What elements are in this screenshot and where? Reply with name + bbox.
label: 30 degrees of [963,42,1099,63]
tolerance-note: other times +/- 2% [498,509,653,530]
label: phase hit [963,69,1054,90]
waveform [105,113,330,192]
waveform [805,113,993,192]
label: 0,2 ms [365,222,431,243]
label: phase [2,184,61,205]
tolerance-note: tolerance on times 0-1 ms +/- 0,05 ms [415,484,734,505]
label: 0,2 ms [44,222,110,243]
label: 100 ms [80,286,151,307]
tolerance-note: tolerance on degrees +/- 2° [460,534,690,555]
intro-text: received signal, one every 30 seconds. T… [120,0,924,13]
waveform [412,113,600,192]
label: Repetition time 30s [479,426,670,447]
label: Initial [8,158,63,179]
-*-
▶ **Given task**: Could you output every line of the records above again, word for word and unchanged?

▶ **Expected answer**:
What elements are in this screenshot and where? Reply with name + bbox.
label: 30 degrees of [963,42,1099,63]
tolerance-note: other times +/- 2% [498,509,653,530]
label: phase hit [963,69,1054,90]
waveform [105,113,330,192]
waveform [805,113,993,192]
label: 0,2 ms [365,222,431,243]
label: phase [2,184,61,205]
tolerance-note: tolerance on times 0-1 ms +/- 0,05 ms [415,484,734,505]
label: 0,2 ms [44,222,110,243]
label: 100 ms [80,286,151,307]
tolerance-note: tolerance on degrees +/- 2° [460,534,690,555]
intro-text: received signal, one every 30 seconds. T… [120,0,924,13]
waveform [412,113,600,192]
label: Repetition time 30s [479,426,670,447]
label: Initial [8,158,63,179]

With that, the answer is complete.